[begin RECORDS FOR THIS EXERCISE]

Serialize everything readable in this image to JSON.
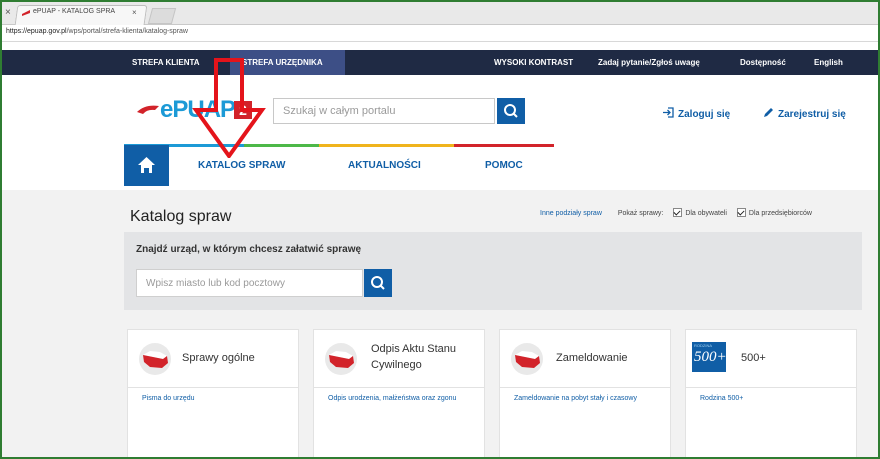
{
  "browser": {
    "tab_title": "ePUAP - KATALOG SPRA",
    "tab_close": "×",
    "left_x": "×",
    "url_host": "https://epuap.gov.pl",
    "url_path": "/wps/portal/strefa-klienta/katalog-spraw"
  },
  "topnav": {
    "strefa_klienta": "STREFA KLIENTA",
    "strefa_urzednika": "STREFA URZĘDNIKA",
    "wysoki_kontrast": "WYSOKI KONTRAST",
    "zadaj_pytanie": "Zadaj pytanie/Zgłoś uwagę",
    "dostepnosc": "Dostępność",
    "english": "English"
  },
  "header": {
    "logo_text": "ePUAP",
    "logo_number": "2",
    "search_placeholder": "Szukaj w całym portalu",
    "login": "Zaloguj się",
    "register": "Zarejestruj się"
  },
  "menu": {
    "katalog": "KATALOG SPRAW",
    "aktualnosci": "AKTUALNOŚCI",
    "pomoc": "POMOC"
  },
  "catalog": {
    "title": "Katalog spraw",
    "inne_podzialy": "Inne podziały spraw",
    "pokaz_sprawy": "Pokaż sprawy:",
    "dla_obywateli": "Dla obywateli",
    "dla_przedsiebiorcow": "Dla przedsiębiorców",
    "finder_title": "Znajdź urząd, w którym chcesz załatwić sprawę",
    "finder_placeholder": "Wpisz miasto lub kod pocztowy"
  },
  "cards": [
    {
      "title": "Sprawy ogólne",
      "link": "Pisma do urzędu"
    },
    {
      "title_line1": "Odpis Aktu Stanu",
      "title_line2": "Cywilnego",
      "link": "Odpis urodzenia, małżeństwa oraz zgonu"
    },
    {
      "title": "Zameldowanie",
      "link": "Zameldowanie na pobyt stały i czasowy"
    },
    {
      "title": "500+",
      "badge_small": "RODZINA",
      "badge_big": "500+",
      "link": "Rodzina 500+"
    }
  ],
  "colors": {
    "navy": "#1f2a44",
    "blue": "#105ea6",
    "epuap_blue": "#1c9ad6",
    "red": "#d2232a",
    "highlight_arrow": "#e4141b"
  }
}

[end RECORDS FOR THIS EXERCISE]

GOAL: Take the entries shown above and quote them verbatim, passing over the pictures.

SOLUTION:
Serialize everything readable in this image to JSON.
{
  "browser": {
    "tab_title": "ePUAP - KATALOG SPRA",
    "tab_close": "×",
    "left_x": "×",
    "url_host": "https://epuap.gov.pl",
    "url_path": "/wps/portal/strefa-klienta/katalog-spraw"
  },
  "topnav": {
    "strefa_klienta": "STREFA KLIENTA",
    "strefa_urzednika": "STREFA URZĘDNIKA",
    "wysoki_kontrast": "WYSOKI KONTRAST",
    "zadaj_pytanie": "Zadaj pytanie/Zgłoś uwagę",
    "dostepnosc": "Dostępność",
    "english": "English"
  },
  "header": {
    "logo_text": "ePUAP",
    "logo_number": "2",
    "search_placeholder": "Szukaj w całym portalu",
    "login": "Zaloguj się",
    "register": "Zarejestruj się"
  },
  "menu": {
    "katalog": "KATALOG SPRAW",
    "aktualnosci": "AKTUALNOŚCI",
    "pomoc": "POMOC"
  },
  "catalog": {
    "title": "Katalog spraw",
    "inne_podzialy": "Inne podziały spraw",
    "pokaz_sprawy": "Pokaż sprawy:",
    "dla_obywateli": "Dla obywateli",
    "dla_przedsiebiorcow": "Dla przedsiębiorców",
    "finder_title": "Znajdź urząd, w którym chcesz załatwić sprawę",
    "finder_placeholder": "Wpisz miasto lub kod pocztowy"
  },
  "cards": [
    {
      "title": "Sprawy ogólne",
      "link": "Pisma do urzędu"
    },
    {
      "title_line1": "Odpis Aktu Stanu",
      "title_line2": "Cywilnego",
      "link": "Odpis urodzenia, małżeństwa oraz zgonu"
    },
    {
      "title": "Zameldowanie",
      "link": "Zameldowanie na pobyt stały i czasowy"
    },
    {
      "title": "500+",
      "badge_small": "RODZINA",
      "badge_big": "500+",
      "link": "Rodzina 500+"
    }
  ],
  "colors": {
    "navy": "#1f2a44",
    "blue": "#105ea6",
    "epuap_blue": "#1c9ad6",
    "red": "#d2232a",
    "highlight_arrow": "#e4141b"
  }
}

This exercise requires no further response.